------ Given data

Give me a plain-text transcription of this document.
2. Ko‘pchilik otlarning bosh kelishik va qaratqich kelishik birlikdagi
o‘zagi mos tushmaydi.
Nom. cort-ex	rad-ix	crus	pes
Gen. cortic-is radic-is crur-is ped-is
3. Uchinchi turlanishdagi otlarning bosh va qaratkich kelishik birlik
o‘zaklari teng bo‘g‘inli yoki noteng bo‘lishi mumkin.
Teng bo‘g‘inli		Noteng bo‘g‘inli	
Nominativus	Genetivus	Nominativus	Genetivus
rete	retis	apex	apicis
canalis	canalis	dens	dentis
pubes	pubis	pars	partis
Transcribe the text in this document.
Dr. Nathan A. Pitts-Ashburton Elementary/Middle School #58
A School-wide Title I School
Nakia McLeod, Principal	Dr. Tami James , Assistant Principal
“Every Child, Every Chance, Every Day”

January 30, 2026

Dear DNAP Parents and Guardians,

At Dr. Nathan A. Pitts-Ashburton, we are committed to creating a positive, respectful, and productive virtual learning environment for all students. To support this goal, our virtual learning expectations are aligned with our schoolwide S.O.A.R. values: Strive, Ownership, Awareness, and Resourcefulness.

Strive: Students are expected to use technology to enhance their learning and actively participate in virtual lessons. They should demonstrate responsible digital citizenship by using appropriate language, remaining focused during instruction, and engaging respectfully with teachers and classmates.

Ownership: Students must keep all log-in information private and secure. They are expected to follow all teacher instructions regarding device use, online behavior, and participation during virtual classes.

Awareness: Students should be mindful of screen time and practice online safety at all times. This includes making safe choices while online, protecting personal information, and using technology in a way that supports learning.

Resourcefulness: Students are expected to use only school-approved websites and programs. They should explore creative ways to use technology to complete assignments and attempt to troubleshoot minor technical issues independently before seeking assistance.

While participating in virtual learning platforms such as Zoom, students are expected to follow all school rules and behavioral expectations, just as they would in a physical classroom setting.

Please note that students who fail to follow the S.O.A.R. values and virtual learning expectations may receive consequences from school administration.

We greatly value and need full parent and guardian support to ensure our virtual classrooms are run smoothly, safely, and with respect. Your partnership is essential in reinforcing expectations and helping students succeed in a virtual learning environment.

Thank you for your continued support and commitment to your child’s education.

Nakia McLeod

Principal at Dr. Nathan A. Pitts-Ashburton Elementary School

------------

Every entry should be printed again exactly as written.

● Output below
Give me a plain-text transcription of this document.
2. Ko‘pchilik otlarning bosh kelishik va qaratqich kelishik birlikdagi
o‘zagi mos tushmaydi.
Nom. cort-ex	rad-ix	crus	pes
Gen. cortic-is radic-is crur-is ped-is
3. Uchinchi turlanishdagi otlarning bosh va qaratkich kelishik birlik
o‘zaklari teng bo‘g‘inli yoki noteng bo‘lishi mumkin.
Teng bo‘g‘inli		Noteng bo‘g‘inli	
Nominativus	Genetivus	Nominativus	Genetivus
rete	retis	apex	apicis
canalis	canalis	dens	dentis
pubes	pubis	pars	partis
Transcribe the text in this document.
Dr. Nathan A. Pitts-Ashburton Elementary/Middle School #58
A School-wide Title I School
Nakia McLeod, Principal	Dr. Tami James , Assistant Principal
“Every Child, Every Chance, Every Day”

January 30, 2026

Dear DNAP Parents and Guardians,

At Dr. Nathan A. Pitts-Ashburton, we are committed to creating a positive, respectful, and productive virtual learning environment for all students. To support this goal, our virtual learning expectations are aligned with our schoolwide S.O.A.R. values: Strive, Ownership, Awareness, and Resourcefulness.

Strive: Students are expected to use technology to enhance their learning and actively participate in virtual lessons. They should demonstrate responsible digital citizenship by using appropriate language, remaining focused during instruction, and engaging respectfully with teachers and classmates.

Ownership: Students must keep all log-in information private and secure. They are expected to follow all teacher instructions regarding device use, online behavior, and participation during virtual classes.

Awareness: Students should be mindful of screen time and practice online safety at all times. This includes making safe choices while online, protecting personal information, and using technology in a way that supports learning.

Resourcefulness: Students are expected to use only school-approved websites and programs. They should explore creative ways to use technology to complete assignments and attempt to troubleshoot minor technical issues independently before seeking assistance.

While participating in virtual learning platforms such as Zoom, students are expected to follow all school rules and behavioral expectations, just as they would in a physical classroom setting.

Please note that students who fail to follow the S.O.A.R. values and virtual learning expectations may receive consequences from school administration.

We greatly value and need full parent and guardian support to ensure our virtual classrooms are run smoothly, safely, and with respect. Your partnership is essential in reinforcing expectations and helping students succeed in a virtual learning environment.

Thank you for your continued support and commitment to your child’s education.

Nakia McLeod

Principal at Dr. Nathan A. Pitts-Ashburton Elementary School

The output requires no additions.